[Dataset records]
§

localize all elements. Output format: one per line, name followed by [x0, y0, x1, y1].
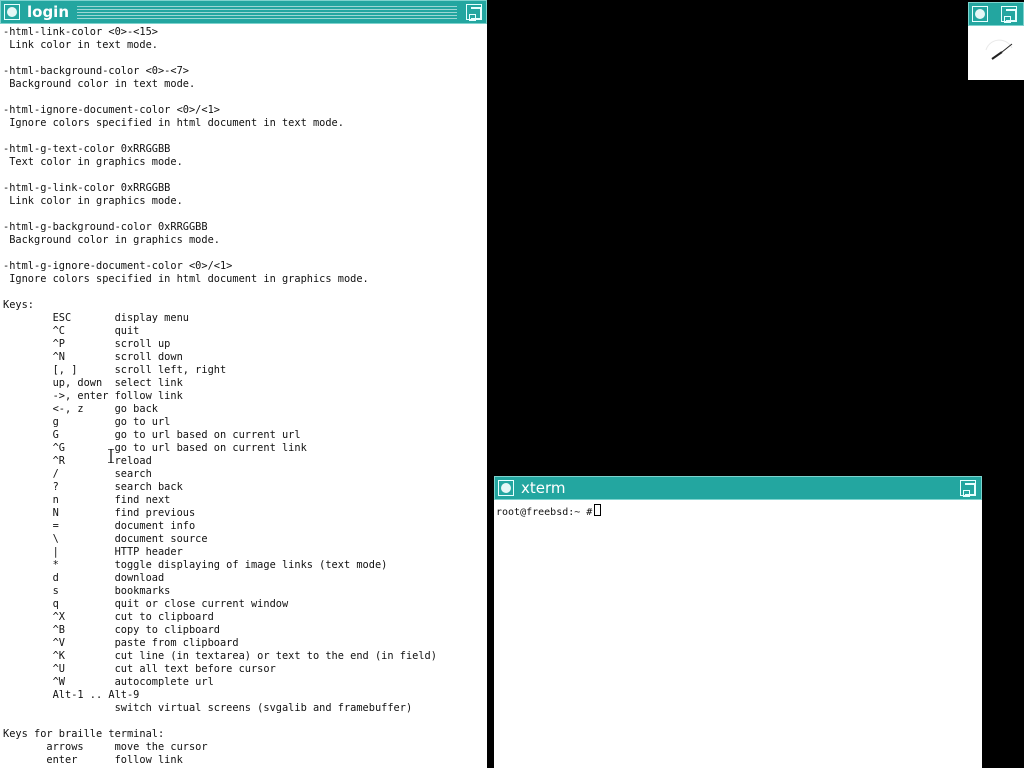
help-line: s bookmarks — [3, 585, 171, 597]
shell-prompt: root@freebsd:~ # — [496, 507, 593, 518]
help-line: ^W autocomplete url — [3, 676, 214, 688]
help-line: enter follow link — [3, 754, 183, 766]
help-line: g go to url — [3, 416, 171, 428]
help-line: Keys: — [3, 299, 34, 311]
help-line: [, ] scroll left, right — [3, 364, 227, 376]
help-line: ^P scroll up — [3, 338, 171, 350]
terminal-output: root@freebsd:~ # — [494, 500, 982, 519]
help-line: n find next — [3, 494, 171, 506]
help-line: ->, enter follow link — [3, 390, 183, 402]
help-line: <-, z go back — [3, 403, 158, 415]
maximize-icon[interactable] — [1001, 6, 1017, 23]
help-line: Keys for braille terminal: — [3, 728, 165, 740]
help-line: * toggle displaying of image links (text… — [3, 559, 388, 571]
help-line: ^U cut all text before cursor — [3, 663, 276, 675]
help-line: ^R reload — [3, 455, 152, 467]
clock-window[interactable] — [968, 2, 1024, 80]
help-line: -html-g-background-color 0xRRGGBB — [3, 221, 208, 233]
help-line: ^C quit — [3, 325, 140, 337]
login-content[interactable]: -html-link-color <0>-<15> Link color in … — [0, 24, 487, 768]
help-line: = document info — [3, 520, 196, 532]
help-line: ^X cut to clipboard — [3, 611, 214, 623]
help-line: arrows move the cursor — [3, 741, 208, 753]
help-line: switch virtual screens (svgalib and fram… — [3, 702, 413, 714]
window-menu-icon[interactable] — [498, 480, 514, 496]
login-titlebar[interactable]: login — [0, 0, 487, 24]
help-line: up, down select link — [3, 377, 183, 389]
help-line: ? search back — [3, 481, 183, 493]
help-line: d download — [3, 572, 165, 584]
help-line: ^V paste from clipboard — [3, 637, 239, 649]
help-line: Text color in graphics mode. — [3, 156, 183, 168]
help-line: ^K cut line (in textarea) or text to the… — [3, 650, 437, 662]
help-line: Alt-1 .. Alt-9 — [3, 689, 140, 701]
clock-titlebar[interactable] — [968, 2, 1024, 26]
help-line: ^N scroll down — [3, 351, 183, 363]
xterm-window[interactable]: xterm root@freebsd:~ # — [494, 476, 982, 768]
help-line: / search — [3, 468, 152, 480]
help-line: N find previous — [3, 507, 196, 519]
login-title: login — [27, 3, 70, 21]
help-line: -html-g-text-color 0xRRGGBB — [3, 143, 171, 155]
help-line: ESC display menu — [3, 312, 189, 324]
help-line: ^G go to url based on current link — [3, 442, 307, 454]
window-menu-icon[interactable] — [4, 4, 20, 20]
help-line: -html-ignore-document-color <0>/<1> — [3, 104, 220, 116]
help-line: \ document source — [3, 533, 208, 545]
help-line: G go to url based on current url — [3, 429, 301, 441]
xterm-titlebar[interactable]: xterm — [494, 476, 982, 500]
help-line: Background color in graphics mode. — [3, 234, 220, 246]
clock-face — [968, 26, 1024, 80]
help-line: Ignore colors specified in html document… — [3, 117, 344, 129]
xterm-terminal[interactable]: root@freebsd:~ # — [494, 500, 982, 768]
help-line: | HTTP header — [3, 546, 183, 558]
title-grip — [77, 5, 457, 19]
xterm-title: xterm — [521, 479, 566, 497]
help-line: -html-background-color <0>-<7> — [3, 65, 189, 77]
help-line: q quit or close current window — [3, 598, 289, 610]
help-line: Link color in graphics mode. — [3, 195, 183, 207]
help-line: -html-g-link-color 0xRRGGBB — [3, 182, 171, 194]
terminal-cursor — [594, 504, 602, 516]
login-window[interactable]: login -html-link-color <0>-<15> Link col… — [0, 0, 487, 768]
clock-hands-icon — [985, 39, 1013, 60]
window-menu-icon[interactable] — [972, 6, 988, 22]
help-line: -html-g-ignore-document-color <0>/<1> — [3, 260, 233, 272]
text-cursor-icon — [108, 449, 114, 463]
help-line: Link color in text mode. — [3, 39, 158, 51]
maximize-icon[interactable] — [466, 4, 482, 21]
help-line: -html-link-color <0>-<15> — [3, 26, 158, 38]
help-line: Background color in text mode. — [3, 78, 196, 90]
help-line: Ignore colors specified in html document… — [3, 273, 369, 285]
maximize-icon[interactable] — [960, 480, 976, 497]
help-line: ^B copy to clipboard — [3, 624, 220, 636]
links-help-text: -html-link-color <0>-<15> Link color in … — [0, 24, 487, 767]
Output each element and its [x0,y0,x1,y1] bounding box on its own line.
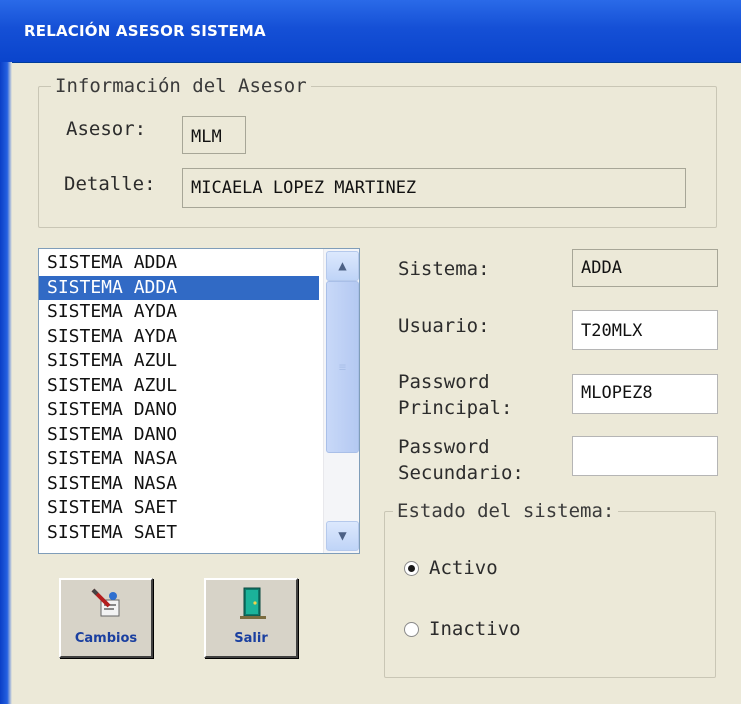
cambios-label: Cambios [74,631,138,646]
salir-label: Salir [234,631,268,646]
password-secundario-label-2: Secundario: [398,462,524,484]
password-principal-input[interactable]: MLOPEZ8 [572,374,718,414]
usuario-label: Usuario: [398,315,490,337]
usuario-input[interactable]: T20MLX [572,310,718,350]
edit-document-icon [89,586,125,626]
estado-legend: Estado del sistema: [393,500,619,522]
list-item[interactable]: SISTEMA SAET [39,521,319,546]
scroll-thumb[interactable]: ≡ [326,281,359,453]
asesor-label: Asesor: [66,118,147,140]
exit-door-icon [236,586,270,626]
activo-label: Activo [429,557,498,579]
inactivo-radio-dot[interactable] [404,622,419,637]
cambios-button[interactable]: Cambios [59,578,153,658]
password-secundario-label-1: Password [398,436,490,458]
list-item[interactable]: SISTEMA AYDA [39,325,319,350]
password-principal-label-1: Password [398,371,490,393]
activo-radio-dot[interactable] [404,561,419,576]
scroll-up-button[interactable]: ▲ [326,251,359,281]
list-scrollbar[interactable]: ▲ ≡ ▼ [323,249,359,553]
list-item[interactable]: SISTEMA SAET [39,496,319,521]
list-item[interactable]: SISTEMA NASA [39,472,319,497]
salir-button[interactable]: Salir [204,578,298,658]
list-item[interactable]: SISTEMA DANO [39,423,319,448]
password-secundario-input[interactable] [572,436,718,476]
sistema-field[interactable]: ADDA [572,249,718,287]
sistema-label: Sistema: [398,258,490,280]
detalle-label: Detalle: [64,173,156,195]
asesor-field[interactable]: MLM [182,116,246,154]
list-item[interactable]: SISTEMA ADDA [39,275,319,300]
list-item[interactable]: SISTEMA AZUL [39,349,319,374]
estado-group: Estado del sistema: [384,500,716,678]
window-titlebar: RELACIÓN ASESOR SISTEMA [0,0,741,63]
systems-list: SISTEMA ADDA SISTEMA ADDA SISTEMA AYDA SIST… [39,251,319,545]
window-title: RELACIÓN ASESOR SISTEMA [24,22,266,40]
window-frame-left [0,62,12,704]
list-item[interactable]: SISTEMA AYDA [39,300,319,325]
inactivo-radio[interactable]: Inactivo [404,618,521,640]
list-item[interactable]: SISTEMA ADDA [39,251,319,276]
list-item[interactable]: SISTEMA DANO [39,398,319,423]
password-principal-label-2: Principal: [398,397,513,419]
activo-radio[interactable]: Activo [404,557,498,579]
list-item[interactable]: SISTEMA AZUL [39,374,319,399]
detalle-field[interactable]: MICAELA LOPEZ MARTINEZ [182,168,686,208]
inactivo-label: Inactivo [429,618,521,640]
list-item[interactable]: SISTEMA NASA [39,447,319,472]
scroll-down-button[interactable]: ▼ [326,521,359,551]
systems-listbox[interactable]: SISTEMA ADDA SISTEMA ADDA SISTEMA AYDA SIST… [38,248,360,554]
asesor-info-legend: Información del Asesor [51,75,311,97]
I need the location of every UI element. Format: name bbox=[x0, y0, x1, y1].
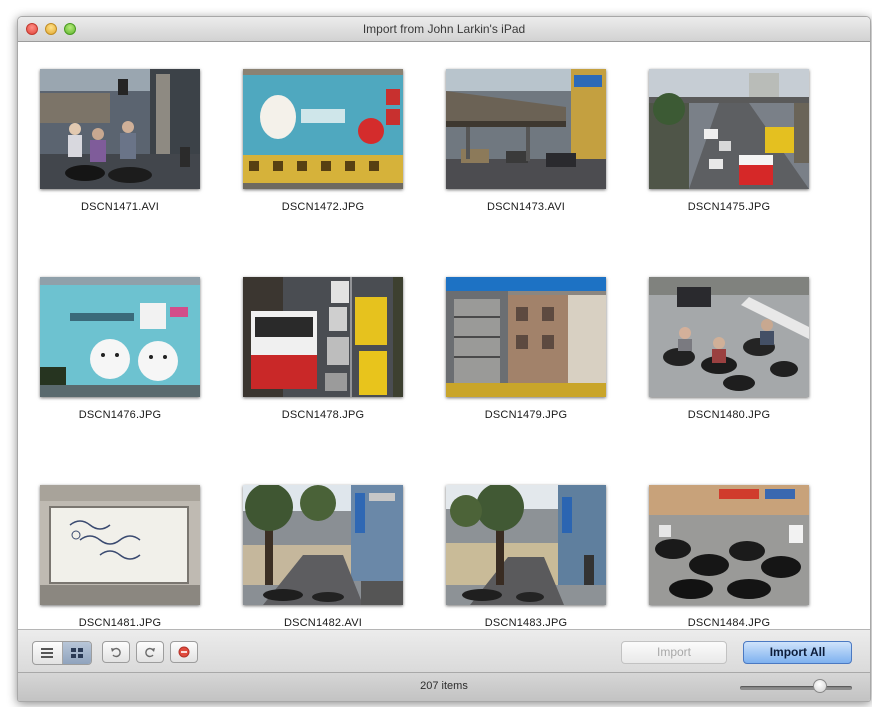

§

Exercise aim:
Reproduce the entire listing above line for line without any changes, but leave out the pictures.

Solution to this exercise:
localize all elements. Output format: one per line, name followed by [x0, y0, x1, y1].
help-line: s bookmarks — [3, 585, 171, 597]
shell-prompt: root@freebsd:~ # — [496, 507, 593, 518]
help-line: ^W autocomplete url — [3, 676, 214, 688]
help-line: enter follow link — [3, 754, 183, 766]
help-line: g go to url — [3, 416, 171, 428]
help-line: Keys: — [3, 299, 34, 311]
help-line: [, ] scroll left, right — [3, 364, 227, 376]
help-line: ^P scroll up — [3, 338, 171, 350]
terminal-output: root@freebsd:~ # — [494, 500, 982, 519]
help-line: n find next — [3, 494, 171, 506]
help-line: ->, enter follow link — [3, 390, 183, 402]
help-line: <-, z go back — [3, 403, 158, 415]
maximize-icon[interactable] — [1001, 6, 1017, 23]
help-line: Keys for braille terminal: — [3, 728, 165, 740]
help-line: * toggle displaying of image links (text… — [3, 559, 388, 571]
help-line: ^U cut all text before cursor — [3, 663, 276, 675]
help-line: ^R reload — [3, 455, 152, 467]
clock-window[interactable] — [968, 2, 1024, 80]
help-line: -html-g-background-color 0xRRGGBB — [3, 221, 208, 233]
help-line: ^C quit — [3, 325, 140, 337]
login-content[interactable]: -html-link-color <0>-<15> Link color in … — [0, 24, 487, 768]
help-line: = document info — [3, 520, 196, 532]
help-line: ^X cut to clipboard — [3, 611, 214, 623]
help-line: arrows move the cursor — [3, 741, 208, 753]
help-line: switch virtual screens (svgalib and fram… — [3, 702, 413, 714]
window-menu-icon[interactable] — [498, 480, 514, 496]
login-titlebar[interactable]: login — [0, 0, 487, 24]
help-line: up, down select link — [3, 377, 183, 389]
help-line: ? search back — [3, 481, 183, 493]
help-line: d download — [3, 572, 165, 584]
help-line: ^V paste from clipboard — [3, 637, 239, 649]
help-line: Text color in graphics mode. — [3, 156, 183, 168]
help-line: ^K cut line (in textarea) or text to the… — [3, 650, 437, 662]
help-line: Alt-1 .. Alt-9 — [3, 689, 140, 701]
clock-titlebar[interactable] — [968, 2, 1024, 26]
help-line: ^N scroll down — [3, 351, 183, 363]
xterm-window[interactable]: xterm root@freebsd:~ # — [494, 476, 982, 768]
help-line: / search — [3, 468, 152, 480]
help-line: N find previous — [3, 507, 196, 519]
login-title: login — [27, 3, 70, 21]
help-line: -html-g-text-color 0xRRGGBB — [3, 143, 171, 155]
help-line: ESC display menu — [3, 312, 189, 324]
help-line: ^G go to url based on current link — [3, 442, 307, 454]
window-menu-icon[interactable] — [4, 4, 20, 20]
help-line: -html-ignore-document-color <0>/<1> — [3, 104, 220, 116]
help-line: \ document source — [3, 533, 208, 545]
help-line: G go to url based on current url — [3, 429, 301, 441]
xterm-titlebar[interactable]: xterm — [494, 476, 982, 500]
help-line: Background color in graphics mode. — [3, 234, 220, 246]
clock-face — [968, 26, 1024, 80]
help-line: Ignore colors specified in html document… — [3, 117, 344, 129]
xterm-terminal[interactable]: root@freebsd:~ # — [494, 500, 982, 768]
help-line: | HTTP header — [3, 546, 183, 558]
title-grip — [77, 5, 457, 19]
xterm-title: xterm — [521, 479, 566, 497]
help-line: -html-background-color <0>-<7> — [3, 65, 189, 77]
help-line: q quit or close current window — [3, 598, 289, 610]
help-line: Link color in graphics mode. — [3, 195, 183, 207]
help-line: -html-g-link-color 0xRRGGBB — [3, 182, 171, 194]
terminal-cursor — [594, 504, 602, 516]
login-window[interactable]: login -html-link-color <0>-<15> Link col… — [0, 0, 487, 768]
clock-hands-icon — [985, 39, 1013, 60]
window-menu-icon[interactable] — [972, 6, 988, 22]
help-line: -html-g-ignore-document-color <0>/<1> — [3, 260, 233, 272]
text-cursor-icon — [108, 449, 114, 463]
help-line: Link color in text mode. — [3, 39, 158, 51]
maximize-icon[interactable] — [466, 4, 482, 21]
help-line: -html-link-color <0>-<15> — [3, 26, 158, 38]
help-line: Background color in text mode. — [3, 78, 196, 90]
help-line: Ignore colors specified in html document… — [3, 273, 369, 285]
maximize-icon[interactable] — [960, 480, 976, 497]
help-line: ^B copy to clipboard — [3, 624, 220, 636]
links-help-text: -html-link-color <0>-<15> Link color in … — [0, 24, 487, 767]
Output each element and its [x0,y0,x1,y1] bounding box on its own line.
cambios-label: Cambios [74,631,138,646]
salir-label: Salir [234,631,268,646]
password-secundario-label-2: Secundario: [398,462,524,484]
password-principal-input[interactable]: MLOPEZ8 [572,374,718,414]
usuario-label: Usuario: [398,315,490,337]
usuario-input[interactable]: T20MLX [572,310,718,350]
edit-document-icon [89,586,125,626]
estado-legend: Estado del sistema: [393,500,619,522]
list-item[interactable]: SISTEMA SAET [39,521,319,546]
scroll-thumb[interactable]: ≡ [326,281,359,453]
asesor-label: Asesor: [66,118,147,140]
exit-door-icon [236,586,270,626]
activo-label: Activo [429,557,498,579]
inactivo-radio-dot[interactable] [404,622,419,637]
cambios-button[interactable]: Cambios [59,578,153,658]
password-secundario-label-1: Password [398,436,490,458]
list-item[interactable]: SISTEMA AYDA [39,325,319,350]
password-principal-label-1: Password [398,371,490,393]
activo-radio-dot[interactable] [404,561,419,576]
scroll-up-button[interactable]: ▲ [326,251,359,281]
list-scrollbar[interactable]: ▲ ≡ ▼ [323,249,359,553]
list-item[interactable]: SISTEMA SAET [39,496,319,521]
list-item[interactable]: SISTEMA NASA [39,472,319,497]
salir-button[interactable]: Salir [204,578,298,658]
list-item[interactable]: SISTEMA DANO [39,423,319,448]
password-secundario-input[interactable] [572,436,718,476]
sistema-field[interactable]: ADDA [572,249,718,287]
sistema-label: Sistema: [398,258,490,280]
detalle-label: Detalle: [64,173,156,195]
asesor-field[interactable]: MLM [182,116,246,154]
list-item[interactable]: SISTEMA ADDA [39,275,319,300]
list-item[interactable]: SISTEMA AZUL [39,349,319,374]
estado-group: Estado del sistema: [384,500,716,678]
window-titlebar: RELACIÓN ASESOR SISTEMA [0,0,741,63]
systems-list: SISTEMA ADDA SISTEMA ADDA SISTEMA AYDA SIST… [39,251,319,545]
window-title: RELACIÓN ASESOR SISTEMA [24,22,266,40]
window-frame-left [0,62,12,704]
list-item[interactable]: SISTEMA AYDA [39,300,319,325]
inactivo-radio[interactable]: Inactivo [404,618,521,640]
list-item[interactable]: SISTEMA ADDA [39,251,319,276]
list-item[interactable]: SISTEMA DANO [39,398,319,423]
password-principal-label-2: Principal: [398,397,513,419]
activo-radio[interactable]: Activo [404,557,498,579]
list-item[interactable]: SISTEMA AZUL [39,374,319,399]
detalle-field[interactable]: MICAELA LOPEZ MARTINEZ [182,168,686,208]
inactivo-label: Inactivo [429,618,521,640]
list-item[interactable]: SISTEMA NASA [39,447,319,472]
scroll-down-button[interactable]: ▼ [326,521,359,551]
systems-listbox[interactable]: SISTEMA ADDA SISTEMA ADDA SISTEMA AYDA SIST… [38,248,360,554]
asesor-info-legend: Información del Asesor [51,75,311,97]
I need the location of every UI element. Format: name bbox=[x0, y0, x1, y1].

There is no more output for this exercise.